**Material for this exercise:**
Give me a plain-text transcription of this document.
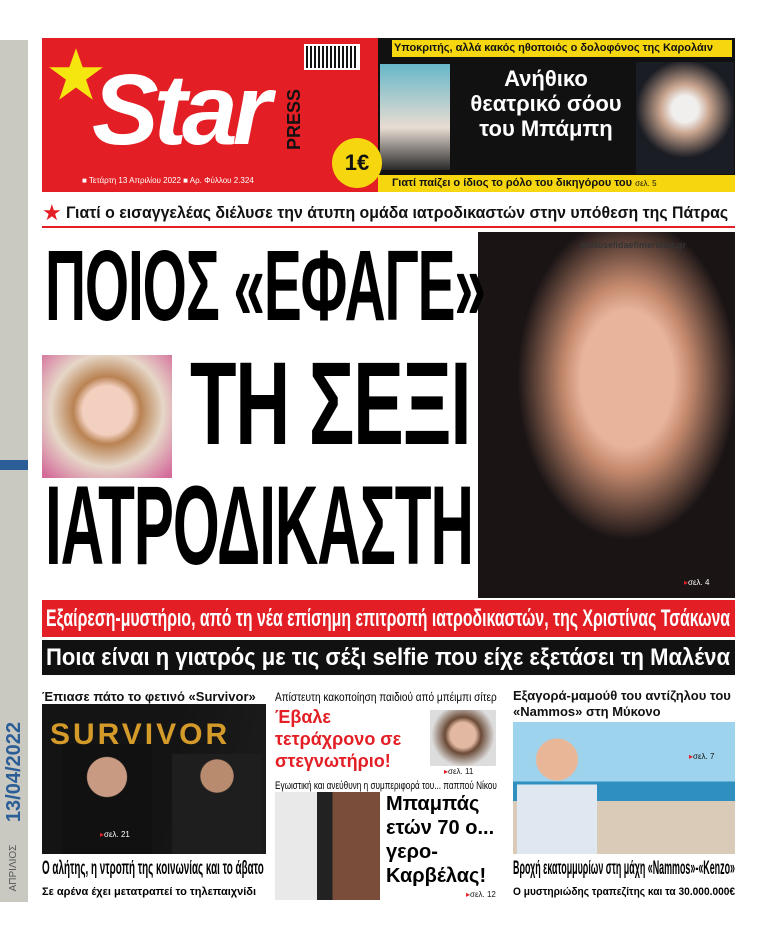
13/04/2022
ΑΠΡΙΛΙΟΣ
Star PRESS
■ Τετάρτη 13 Απριλίου 2022 ■ Αρ. Φύλλου 2.324
Υποκριτής, αλλά κακός ηθοποιός ο δολοφόνος της Καρολάιν
Ανήθικο θεατρικό σόου του Μπάμπη
Γιατί παίζει ο ίδιος το ρόλο του δικηγόρου του σελ. 5
1€
★ Γιατί ο εισαγγελέας διέλυσε την άτυπη ομάδα ιατροδικαστών στην υπόθεση της Πάτρας
▸ σελ. 4
protoselidaefimeridon.gr
ΠΟΙΟΣ «ΕΦΑΓΕ»
ΤΗ ΣΕΞΙ
ΙΑΤΡΟΔΙΚΑΣΤΗ
Εξαίρεση-μυστήριο, από τη νέα επίσημη επιτροπή ιατροδικαστών, της Χριστίνας Τσάκωνα
Ποια είναι η γιατρός με τις σέξι selfie που είχε εξετάσει τη Μαλένα
Έπιασε πάτο το φετινό «Survivor»
SURVIVOR
▸ σελ. 21
Ο αλήτης, η ντροπή της κοινωνίας και το άβατο
Σε αρένα έχει μετατραπεί το τηλεπαιχνίδι
Απίστευτη κακοποίηση παιδιού από μπέιμπι σίτερ
Έβαλε τετράχρονο σε στεγνωτήριο!
▸ σελ. 11
Εγωιστική και ανεύθυνη η συμπεριφορά του... παππού Νίκου
Μπαμπάς ετών 70 ο... γερο-Καρβέλας!
▸ σελ. 12
Εξαγορά-μαμούθ του αντίζηλου του «Nammos» στη Μύκονο
▸ σελ. 7
Βροχή εκατομμυρίων στη μάχη «Nammos»-«Kenzo»
Ο μυστηριώδης τραπεζίτης και τα 30.000.000€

**What the task requires:** Send back the data above word for word, with the pictures left out.

**Solution below:**
Give me a plain-text transcription of this document.
13/04/2022
ΑΠΡΙΛΙΟΣ
Star PRESS
■ Τετάρτη 13 Απριλίου 2022 ■ Αρ. Φύλλου 2.324
Υποκριτής, αλλά κακός ηθοποιός ο δολοφόνος της Καρολάιν
Ανήθικο θεατρικό σόου του Μπάμπη
Γιατί παίζει ο ίδιος το ρόλο του δικηγόρου του σελ. 5
1€
★ Γιατί ο εισαγγελέας διέλυσε την άτυπη ομάδα ιατροδικαστών στην υπόθεση της Πάτρας
▸ σελ. 4
protoselidaefimeridon.gr
ΠΟΙΟΣ «ΕΦΑΓΕ»
ΤΗ ΣΕΞΙ
ΙΑΤΡΟΔΙΚΑΣΤΗ
Εξαίρεση-μυστήριο, από τη νέα επίσημη επιτροπή ιατροδικαστών, της Χριστίνας Τσάκωνα
Ποια είναι η γιατρός με τις σέξι selfie που είχε εξετάσει τη Μαλένα
Έπιασε πάτο το φετινό «Survivor»
SURVIVOR
▸ σελ. 21
Ο αλήτης, η ντροπή της κοινωνίας και το άβατο
Σε αρένα έχει μετατραπεί το τηλεπαιχνίδι
Απίστευτη κακοποίηση παιδιού από μπέιμπι σίτερ
Έβαλε τετράχρονο σε στεγνωτήριο!
▸ σελ. 11
Εγωιστική και ανεύθυνη η συμπεριφορά του... παππού Νίκου
Μπαμπάς ετών 70 ο... γερο-Καρβέλας!
▸ σελ. 12
Εξαγορά-μαμούθ του αντίζηλου του «Nammos» στη Μύκονο
▸ σελ. 7
Βροχή εκατομμυρίων στη μάχη «Nammos»-«Kenzo»
Ο μυστηριώδης τραπεζίτης και τα 30.000.000€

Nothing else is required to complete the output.